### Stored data
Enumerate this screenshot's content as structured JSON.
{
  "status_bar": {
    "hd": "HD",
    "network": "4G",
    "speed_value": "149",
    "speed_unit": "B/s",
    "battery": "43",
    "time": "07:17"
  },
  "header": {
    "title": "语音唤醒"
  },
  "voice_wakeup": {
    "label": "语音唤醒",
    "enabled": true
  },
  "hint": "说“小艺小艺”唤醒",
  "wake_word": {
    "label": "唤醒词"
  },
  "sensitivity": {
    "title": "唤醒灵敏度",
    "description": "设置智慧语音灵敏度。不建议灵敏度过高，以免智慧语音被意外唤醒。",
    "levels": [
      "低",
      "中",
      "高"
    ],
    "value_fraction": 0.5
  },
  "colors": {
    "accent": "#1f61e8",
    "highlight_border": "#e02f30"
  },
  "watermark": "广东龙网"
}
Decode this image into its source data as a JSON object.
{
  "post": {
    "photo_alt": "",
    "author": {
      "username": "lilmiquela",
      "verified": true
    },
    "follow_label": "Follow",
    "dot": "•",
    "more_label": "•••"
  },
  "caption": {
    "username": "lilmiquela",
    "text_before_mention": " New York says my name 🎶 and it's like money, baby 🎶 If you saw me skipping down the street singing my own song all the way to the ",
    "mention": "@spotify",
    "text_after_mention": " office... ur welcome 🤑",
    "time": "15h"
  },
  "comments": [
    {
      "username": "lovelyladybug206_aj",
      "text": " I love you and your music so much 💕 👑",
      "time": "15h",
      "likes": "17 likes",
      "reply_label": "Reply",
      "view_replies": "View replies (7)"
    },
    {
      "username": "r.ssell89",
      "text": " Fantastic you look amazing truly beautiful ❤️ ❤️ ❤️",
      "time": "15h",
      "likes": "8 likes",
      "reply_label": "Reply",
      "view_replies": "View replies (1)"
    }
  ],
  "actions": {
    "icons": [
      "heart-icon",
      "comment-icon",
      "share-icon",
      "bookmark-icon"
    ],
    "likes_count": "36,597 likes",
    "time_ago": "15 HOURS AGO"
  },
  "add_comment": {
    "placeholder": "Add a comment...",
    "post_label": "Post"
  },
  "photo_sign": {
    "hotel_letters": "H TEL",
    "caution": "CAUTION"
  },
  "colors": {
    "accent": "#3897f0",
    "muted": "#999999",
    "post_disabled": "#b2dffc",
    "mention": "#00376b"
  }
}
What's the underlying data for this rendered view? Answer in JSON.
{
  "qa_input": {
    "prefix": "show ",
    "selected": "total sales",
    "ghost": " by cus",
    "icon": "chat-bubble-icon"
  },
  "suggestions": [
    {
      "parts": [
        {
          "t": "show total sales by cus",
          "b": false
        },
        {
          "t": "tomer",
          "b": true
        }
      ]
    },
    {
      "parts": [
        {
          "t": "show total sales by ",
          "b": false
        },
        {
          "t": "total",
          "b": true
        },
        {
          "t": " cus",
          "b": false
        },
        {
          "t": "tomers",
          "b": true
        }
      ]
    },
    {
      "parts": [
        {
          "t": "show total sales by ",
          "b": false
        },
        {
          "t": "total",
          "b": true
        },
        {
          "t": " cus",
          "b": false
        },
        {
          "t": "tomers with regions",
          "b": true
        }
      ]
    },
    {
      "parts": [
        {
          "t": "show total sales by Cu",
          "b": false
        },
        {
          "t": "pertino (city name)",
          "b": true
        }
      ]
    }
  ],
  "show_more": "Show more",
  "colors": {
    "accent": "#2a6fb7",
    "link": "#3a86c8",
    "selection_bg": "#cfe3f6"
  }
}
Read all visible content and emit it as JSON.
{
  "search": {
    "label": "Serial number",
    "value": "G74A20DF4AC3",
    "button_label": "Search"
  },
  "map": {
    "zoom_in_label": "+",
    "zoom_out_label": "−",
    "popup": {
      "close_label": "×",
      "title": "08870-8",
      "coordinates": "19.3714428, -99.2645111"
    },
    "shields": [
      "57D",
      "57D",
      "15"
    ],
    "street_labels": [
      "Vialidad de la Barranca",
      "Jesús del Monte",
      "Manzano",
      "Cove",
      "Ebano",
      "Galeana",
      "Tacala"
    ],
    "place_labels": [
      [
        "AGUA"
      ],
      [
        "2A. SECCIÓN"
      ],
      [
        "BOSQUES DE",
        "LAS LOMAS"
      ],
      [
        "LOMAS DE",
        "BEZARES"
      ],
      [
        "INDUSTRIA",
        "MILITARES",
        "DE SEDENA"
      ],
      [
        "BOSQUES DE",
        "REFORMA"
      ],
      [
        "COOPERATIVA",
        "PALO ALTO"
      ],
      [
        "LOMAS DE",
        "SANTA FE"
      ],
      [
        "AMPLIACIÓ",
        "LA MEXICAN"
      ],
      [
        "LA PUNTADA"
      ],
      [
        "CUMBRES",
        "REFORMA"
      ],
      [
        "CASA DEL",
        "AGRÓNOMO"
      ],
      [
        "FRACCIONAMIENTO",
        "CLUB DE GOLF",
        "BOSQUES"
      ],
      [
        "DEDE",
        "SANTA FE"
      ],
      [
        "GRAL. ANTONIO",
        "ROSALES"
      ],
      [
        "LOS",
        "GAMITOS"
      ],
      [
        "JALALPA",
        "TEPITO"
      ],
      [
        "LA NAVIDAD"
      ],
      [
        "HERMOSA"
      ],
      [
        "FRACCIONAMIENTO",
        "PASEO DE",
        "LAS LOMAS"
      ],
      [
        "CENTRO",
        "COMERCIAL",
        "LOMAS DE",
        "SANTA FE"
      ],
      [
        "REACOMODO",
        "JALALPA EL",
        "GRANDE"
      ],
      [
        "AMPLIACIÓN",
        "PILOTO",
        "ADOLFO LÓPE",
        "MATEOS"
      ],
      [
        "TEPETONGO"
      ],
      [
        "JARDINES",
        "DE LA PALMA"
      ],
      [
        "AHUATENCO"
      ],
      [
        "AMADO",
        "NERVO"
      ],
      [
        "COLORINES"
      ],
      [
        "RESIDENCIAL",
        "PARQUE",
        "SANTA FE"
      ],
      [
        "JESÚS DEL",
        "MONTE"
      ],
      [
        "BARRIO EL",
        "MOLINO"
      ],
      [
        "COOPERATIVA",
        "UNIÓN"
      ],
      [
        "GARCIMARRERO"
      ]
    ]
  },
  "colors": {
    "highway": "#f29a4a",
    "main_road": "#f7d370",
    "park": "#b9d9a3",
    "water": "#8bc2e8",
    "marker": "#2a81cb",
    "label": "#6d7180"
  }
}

### WHAT TO WORK ON
Lines that hold "JSON" are the ones to copy; find all of them.

### CORRECT OUTPUT
Enumerate this screenshot's content as structured JSON.
Decode this image into its source data as a JSON object.
What's the underlying data for this rendered view? Answer in JSON.
Read all visible content and emit it as JSON.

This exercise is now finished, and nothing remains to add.